● **Exercise brief**
Scan the records for the string "ändert" and copy every line that holds it.
*** Begin section ***
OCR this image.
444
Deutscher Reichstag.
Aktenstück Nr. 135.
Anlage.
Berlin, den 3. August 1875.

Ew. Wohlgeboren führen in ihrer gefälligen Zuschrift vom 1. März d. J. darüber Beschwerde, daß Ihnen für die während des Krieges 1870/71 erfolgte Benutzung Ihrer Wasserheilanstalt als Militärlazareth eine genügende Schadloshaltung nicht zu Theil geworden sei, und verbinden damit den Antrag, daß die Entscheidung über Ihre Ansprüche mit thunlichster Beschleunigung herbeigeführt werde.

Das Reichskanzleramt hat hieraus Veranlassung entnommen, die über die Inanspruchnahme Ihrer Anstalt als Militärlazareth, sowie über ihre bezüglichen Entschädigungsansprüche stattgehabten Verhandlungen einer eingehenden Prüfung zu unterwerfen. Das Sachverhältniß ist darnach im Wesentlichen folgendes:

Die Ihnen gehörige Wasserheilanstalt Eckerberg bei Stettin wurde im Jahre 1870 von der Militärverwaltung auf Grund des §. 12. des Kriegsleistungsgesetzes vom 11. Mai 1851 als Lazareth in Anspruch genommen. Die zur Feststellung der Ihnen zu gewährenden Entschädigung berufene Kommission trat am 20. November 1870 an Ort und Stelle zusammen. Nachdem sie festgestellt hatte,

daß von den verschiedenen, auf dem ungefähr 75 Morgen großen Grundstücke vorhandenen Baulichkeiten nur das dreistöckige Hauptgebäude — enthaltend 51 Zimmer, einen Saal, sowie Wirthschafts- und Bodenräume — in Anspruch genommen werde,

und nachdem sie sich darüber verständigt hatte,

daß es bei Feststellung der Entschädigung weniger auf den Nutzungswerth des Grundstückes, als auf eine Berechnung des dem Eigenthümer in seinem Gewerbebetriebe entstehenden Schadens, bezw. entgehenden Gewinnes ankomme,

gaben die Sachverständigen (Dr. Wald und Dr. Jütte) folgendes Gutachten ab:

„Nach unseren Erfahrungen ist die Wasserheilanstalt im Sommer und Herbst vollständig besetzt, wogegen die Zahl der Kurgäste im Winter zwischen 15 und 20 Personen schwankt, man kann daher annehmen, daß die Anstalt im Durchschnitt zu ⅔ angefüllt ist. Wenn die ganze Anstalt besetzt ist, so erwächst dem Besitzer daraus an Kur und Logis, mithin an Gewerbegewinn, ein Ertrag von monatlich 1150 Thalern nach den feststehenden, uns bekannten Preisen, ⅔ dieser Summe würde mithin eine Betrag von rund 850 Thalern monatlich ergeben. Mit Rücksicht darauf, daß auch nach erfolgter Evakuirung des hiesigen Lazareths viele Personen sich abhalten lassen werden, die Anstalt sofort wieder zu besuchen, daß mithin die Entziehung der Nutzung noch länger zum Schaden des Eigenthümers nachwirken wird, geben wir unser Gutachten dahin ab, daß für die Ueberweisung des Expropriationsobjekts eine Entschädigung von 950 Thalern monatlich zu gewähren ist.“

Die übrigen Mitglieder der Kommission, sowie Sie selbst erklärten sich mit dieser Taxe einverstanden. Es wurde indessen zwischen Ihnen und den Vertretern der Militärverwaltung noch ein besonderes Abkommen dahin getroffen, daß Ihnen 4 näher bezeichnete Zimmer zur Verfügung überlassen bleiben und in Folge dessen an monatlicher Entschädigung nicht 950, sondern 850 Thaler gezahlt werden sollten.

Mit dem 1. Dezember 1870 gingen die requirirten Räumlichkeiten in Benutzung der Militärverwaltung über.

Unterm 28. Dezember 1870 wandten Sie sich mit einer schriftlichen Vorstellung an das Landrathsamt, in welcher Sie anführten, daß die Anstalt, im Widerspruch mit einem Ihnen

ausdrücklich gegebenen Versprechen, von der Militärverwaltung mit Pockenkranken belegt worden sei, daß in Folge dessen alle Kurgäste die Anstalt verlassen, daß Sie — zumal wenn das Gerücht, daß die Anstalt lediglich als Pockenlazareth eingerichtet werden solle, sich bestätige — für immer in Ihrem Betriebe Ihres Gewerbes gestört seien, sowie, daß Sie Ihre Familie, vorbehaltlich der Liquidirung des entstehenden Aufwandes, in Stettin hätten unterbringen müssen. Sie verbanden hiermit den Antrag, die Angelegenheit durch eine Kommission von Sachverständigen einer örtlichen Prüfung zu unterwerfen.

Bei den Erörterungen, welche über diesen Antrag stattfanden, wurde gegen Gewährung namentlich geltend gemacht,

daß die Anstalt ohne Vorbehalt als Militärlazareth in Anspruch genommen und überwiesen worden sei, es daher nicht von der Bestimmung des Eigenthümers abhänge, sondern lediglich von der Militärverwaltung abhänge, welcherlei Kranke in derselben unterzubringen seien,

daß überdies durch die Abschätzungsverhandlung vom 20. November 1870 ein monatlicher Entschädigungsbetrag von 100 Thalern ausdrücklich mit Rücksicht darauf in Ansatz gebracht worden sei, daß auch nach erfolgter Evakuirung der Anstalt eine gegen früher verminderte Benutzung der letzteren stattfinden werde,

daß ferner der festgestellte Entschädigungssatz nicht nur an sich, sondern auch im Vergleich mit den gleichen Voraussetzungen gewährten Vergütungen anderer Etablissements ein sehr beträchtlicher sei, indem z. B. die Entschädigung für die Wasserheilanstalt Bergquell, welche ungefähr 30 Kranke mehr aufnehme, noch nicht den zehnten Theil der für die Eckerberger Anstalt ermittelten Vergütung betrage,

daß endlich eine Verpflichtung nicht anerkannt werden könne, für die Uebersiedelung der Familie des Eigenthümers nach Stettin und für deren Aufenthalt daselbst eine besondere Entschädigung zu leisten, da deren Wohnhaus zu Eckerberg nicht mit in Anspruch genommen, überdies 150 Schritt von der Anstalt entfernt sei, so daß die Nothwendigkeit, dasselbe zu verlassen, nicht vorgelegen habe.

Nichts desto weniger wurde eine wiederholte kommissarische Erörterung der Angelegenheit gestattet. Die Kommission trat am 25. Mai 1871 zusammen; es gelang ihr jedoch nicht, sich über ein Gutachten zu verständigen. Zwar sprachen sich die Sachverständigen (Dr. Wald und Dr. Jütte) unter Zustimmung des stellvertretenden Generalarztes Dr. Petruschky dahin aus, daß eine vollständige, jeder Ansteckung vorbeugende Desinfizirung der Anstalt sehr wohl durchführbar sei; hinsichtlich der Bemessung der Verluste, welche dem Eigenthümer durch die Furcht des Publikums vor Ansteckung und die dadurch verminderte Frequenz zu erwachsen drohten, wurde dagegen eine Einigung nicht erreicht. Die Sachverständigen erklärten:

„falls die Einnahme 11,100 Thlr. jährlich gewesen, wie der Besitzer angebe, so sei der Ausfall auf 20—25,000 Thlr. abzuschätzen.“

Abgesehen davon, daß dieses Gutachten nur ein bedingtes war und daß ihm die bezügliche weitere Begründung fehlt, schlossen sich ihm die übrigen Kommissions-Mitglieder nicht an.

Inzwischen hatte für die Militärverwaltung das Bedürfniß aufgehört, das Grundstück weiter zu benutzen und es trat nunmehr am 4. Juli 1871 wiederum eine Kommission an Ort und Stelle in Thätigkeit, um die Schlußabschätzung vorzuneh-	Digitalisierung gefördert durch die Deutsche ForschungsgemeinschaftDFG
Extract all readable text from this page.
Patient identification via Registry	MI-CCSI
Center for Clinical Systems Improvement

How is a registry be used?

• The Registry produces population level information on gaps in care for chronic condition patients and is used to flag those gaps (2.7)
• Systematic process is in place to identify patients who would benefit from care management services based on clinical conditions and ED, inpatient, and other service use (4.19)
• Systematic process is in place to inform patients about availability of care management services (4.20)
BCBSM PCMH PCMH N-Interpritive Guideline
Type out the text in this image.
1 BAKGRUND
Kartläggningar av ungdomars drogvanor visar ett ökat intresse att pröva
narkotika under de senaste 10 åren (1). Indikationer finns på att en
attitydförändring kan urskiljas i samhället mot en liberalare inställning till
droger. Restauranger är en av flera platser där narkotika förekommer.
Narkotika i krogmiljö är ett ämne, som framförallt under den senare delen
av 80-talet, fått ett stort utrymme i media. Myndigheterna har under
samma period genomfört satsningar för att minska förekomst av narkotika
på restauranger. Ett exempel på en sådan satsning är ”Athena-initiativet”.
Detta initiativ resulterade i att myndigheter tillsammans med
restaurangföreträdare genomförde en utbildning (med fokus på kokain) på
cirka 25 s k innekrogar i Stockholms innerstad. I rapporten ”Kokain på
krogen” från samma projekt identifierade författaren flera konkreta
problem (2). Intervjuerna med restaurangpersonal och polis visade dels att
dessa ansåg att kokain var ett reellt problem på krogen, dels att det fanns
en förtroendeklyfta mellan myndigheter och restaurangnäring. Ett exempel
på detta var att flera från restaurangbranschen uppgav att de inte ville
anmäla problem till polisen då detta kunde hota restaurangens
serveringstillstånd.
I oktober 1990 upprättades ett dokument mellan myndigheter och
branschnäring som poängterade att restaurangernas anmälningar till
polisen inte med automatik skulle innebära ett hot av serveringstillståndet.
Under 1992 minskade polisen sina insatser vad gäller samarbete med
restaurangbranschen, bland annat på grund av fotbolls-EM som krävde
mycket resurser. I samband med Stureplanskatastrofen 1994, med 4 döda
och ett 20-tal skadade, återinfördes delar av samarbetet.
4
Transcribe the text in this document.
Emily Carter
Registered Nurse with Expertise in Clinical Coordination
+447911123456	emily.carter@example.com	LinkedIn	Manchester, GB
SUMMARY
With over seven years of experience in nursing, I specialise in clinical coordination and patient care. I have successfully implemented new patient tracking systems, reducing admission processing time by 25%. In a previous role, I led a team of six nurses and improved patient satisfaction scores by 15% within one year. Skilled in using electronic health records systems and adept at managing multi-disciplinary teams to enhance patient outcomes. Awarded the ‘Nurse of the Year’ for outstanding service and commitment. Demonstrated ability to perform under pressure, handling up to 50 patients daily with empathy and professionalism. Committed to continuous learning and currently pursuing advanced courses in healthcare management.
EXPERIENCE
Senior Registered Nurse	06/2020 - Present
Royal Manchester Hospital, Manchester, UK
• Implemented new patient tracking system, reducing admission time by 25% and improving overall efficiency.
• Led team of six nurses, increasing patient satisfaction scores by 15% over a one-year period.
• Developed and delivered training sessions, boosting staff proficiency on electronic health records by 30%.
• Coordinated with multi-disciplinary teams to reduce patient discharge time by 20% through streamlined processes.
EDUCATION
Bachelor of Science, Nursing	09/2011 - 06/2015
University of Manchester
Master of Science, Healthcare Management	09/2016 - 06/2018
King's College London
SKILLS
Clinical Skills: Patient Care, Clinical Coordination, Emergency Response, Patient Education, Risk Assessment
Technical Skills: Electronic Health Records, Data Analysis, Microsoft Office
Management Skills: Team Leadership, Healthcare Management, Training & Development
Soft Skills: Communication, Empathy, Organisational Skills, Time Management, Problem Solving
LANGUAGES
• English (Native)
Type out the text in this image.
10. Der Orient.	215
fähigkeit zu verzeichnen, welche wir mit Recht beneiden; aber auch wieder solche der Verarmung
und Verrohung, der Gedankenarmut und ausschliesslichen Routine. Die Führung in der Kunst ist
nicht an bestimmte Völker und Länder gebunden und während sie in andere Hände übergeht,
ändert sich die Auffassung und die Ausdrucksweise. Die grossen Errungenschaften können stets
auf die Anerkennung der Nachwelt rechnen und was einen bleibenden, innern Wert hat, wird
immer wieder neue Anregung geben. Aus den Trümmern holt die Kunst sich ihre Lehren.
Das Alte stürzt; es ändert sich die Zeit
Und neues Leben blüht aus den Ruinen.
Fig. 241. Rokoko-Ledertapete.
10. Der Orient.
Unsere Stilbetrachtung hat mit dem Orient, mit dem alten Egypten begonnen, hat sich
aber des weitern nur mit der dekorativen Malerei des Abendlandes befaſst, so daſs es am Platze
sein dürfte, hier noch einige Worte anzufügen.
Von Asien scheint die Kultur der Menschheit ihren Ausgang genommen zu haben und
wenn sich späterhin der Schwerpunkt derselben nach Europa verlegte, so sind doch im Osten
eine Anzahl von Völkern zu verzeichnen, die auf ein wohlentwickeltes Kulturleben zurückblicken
*** End section ***
● **Exercise result**
ändert sich die Auffassung und die Ausdrucksweise. Die grossen Errungenschaften können stets
Das Alte stürzt; es ändert sich die Zeit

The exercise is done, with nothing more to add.